- **What you are asked to do**
Show only lines that include "受市场波动影响明显".

- **Data rows**
▽

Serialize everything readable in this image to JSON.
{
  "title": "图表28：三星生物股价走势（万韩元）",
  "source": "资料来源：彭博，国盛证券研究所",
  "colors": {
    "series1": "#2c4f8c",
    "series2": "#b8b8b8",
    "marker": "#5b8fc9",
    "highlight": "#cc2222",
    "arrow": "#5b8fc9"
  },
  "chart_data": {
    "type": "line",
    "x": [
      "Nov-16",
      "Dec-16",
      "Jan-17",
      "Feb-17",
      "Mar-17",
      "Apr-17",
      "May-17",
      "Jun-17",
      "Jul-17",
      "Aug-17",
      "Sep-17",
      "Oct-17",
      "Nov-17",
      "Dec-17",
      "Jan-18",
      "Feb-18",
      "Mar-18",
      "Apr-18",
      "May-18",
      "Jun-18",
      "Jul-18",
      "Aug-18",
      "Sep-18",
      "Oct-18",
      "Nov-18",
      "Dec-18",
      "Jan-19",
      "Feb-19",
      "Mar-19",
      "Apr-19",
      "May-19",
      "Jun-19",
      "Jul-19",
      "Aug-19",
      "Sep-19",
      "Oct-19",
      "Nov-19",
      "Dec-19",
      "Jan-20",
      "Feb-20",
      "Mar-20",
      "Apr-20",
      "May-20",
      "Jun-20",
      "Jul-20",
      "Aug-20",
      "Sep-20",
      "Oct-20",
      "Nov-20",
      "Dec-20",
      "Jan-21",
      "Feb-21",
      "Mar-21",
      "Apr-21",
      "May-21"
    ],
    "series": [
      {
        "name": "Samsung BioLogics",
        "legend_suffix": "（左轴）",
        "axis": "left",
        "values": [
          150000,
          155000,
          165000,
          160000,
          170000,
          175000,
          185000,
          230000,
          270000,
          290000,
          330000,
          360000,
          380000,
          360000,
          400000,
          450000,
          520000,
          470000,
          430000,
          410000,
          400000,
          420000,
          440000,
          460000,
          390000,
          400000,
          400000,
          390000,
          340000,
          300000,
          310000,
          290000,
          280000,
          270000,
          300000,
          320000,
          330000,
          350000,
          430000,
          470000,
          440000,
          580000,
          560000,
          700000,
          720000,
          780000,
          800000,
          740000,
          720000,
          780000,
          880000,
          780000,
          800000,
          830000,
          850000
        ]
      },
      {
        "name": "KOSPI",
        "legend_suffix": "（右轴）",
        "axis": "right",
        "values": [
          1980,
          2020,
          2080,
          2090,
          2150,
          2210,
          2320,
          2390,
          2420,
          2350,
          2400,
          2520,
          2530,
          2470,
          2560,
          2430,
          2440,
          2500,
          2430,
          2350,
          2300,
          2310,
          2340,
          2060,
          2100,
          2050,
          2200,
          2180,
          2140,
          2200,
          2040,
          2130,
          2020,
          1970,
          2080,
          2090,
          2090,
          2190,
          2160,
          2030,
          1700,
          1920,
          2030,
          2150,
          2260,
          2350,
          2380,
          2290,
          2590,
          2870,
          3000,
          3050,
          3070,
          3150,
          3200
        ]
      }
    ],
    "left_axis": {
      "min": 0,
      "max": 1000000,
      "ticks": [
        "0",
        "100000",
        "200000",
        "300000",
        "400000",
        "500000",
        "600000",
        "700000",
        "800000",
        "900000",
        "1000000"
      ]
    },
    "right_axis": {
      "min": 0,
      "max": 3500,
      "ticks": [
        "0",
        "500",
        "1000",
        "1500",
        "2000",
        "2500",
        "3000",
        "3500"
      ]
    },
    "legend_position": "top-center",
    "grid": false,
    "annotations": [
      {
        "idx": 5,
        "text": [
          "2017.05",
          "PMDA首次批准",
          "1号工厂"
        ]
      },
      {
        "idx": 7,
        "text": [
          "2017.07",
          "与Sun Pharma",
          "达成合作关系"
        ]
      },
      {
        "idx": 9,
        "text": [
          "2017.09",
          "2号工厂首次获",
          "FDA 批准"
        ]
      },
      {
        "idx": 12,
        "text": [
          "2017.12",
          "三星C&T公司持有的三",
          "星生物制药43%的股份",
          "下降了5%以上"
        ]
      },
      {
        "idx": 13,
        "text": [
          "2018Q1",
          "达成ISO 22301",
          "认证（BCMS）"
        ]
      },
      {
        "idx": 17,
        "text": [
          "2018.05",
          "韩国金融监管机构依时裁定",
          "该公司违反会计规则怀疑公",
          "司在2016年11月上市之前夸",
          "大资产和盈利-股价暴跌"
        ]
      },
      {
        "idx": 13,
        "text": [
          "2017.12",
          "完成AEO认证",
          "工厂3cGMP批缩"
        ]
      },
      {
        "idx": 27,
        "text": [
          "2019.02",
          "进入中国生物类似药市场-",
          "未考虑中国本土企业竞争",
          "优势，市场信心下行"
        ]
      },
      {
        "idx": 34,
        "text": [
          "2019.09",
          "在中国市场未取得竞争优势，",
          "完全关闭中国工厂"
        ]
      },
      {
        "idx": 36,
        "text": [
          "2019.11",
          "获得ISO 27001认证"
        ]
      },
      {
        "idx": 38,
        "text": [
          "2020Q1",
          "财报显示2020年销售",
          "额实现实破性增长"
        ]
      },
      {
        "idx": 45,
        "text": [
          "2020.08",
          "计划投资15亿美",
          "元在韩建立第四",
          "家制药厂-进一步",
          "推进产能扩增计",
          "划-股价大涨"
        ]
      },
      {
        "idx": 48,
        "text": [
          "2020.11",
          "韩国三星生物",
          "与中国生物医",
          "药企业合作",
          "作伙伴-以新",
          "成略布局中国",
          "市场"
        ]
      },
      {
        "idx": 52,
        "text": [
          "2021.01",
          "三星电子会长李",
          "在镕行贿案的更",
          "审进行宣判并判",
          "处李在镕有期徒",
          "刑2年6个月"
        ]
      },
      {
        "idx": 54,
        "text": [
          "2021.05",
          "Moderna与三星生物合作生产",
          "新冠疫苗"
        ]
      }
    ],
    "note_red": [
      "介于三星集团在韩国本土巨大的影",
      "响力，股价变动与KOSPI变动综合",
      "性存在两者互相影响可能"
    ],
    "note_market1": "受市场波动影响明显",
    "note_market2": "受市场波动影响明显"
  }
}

△

- **Result for this task**
    "note_market1": "受市场波动影响明显",
    "note_market2": "受市场波动影响明显"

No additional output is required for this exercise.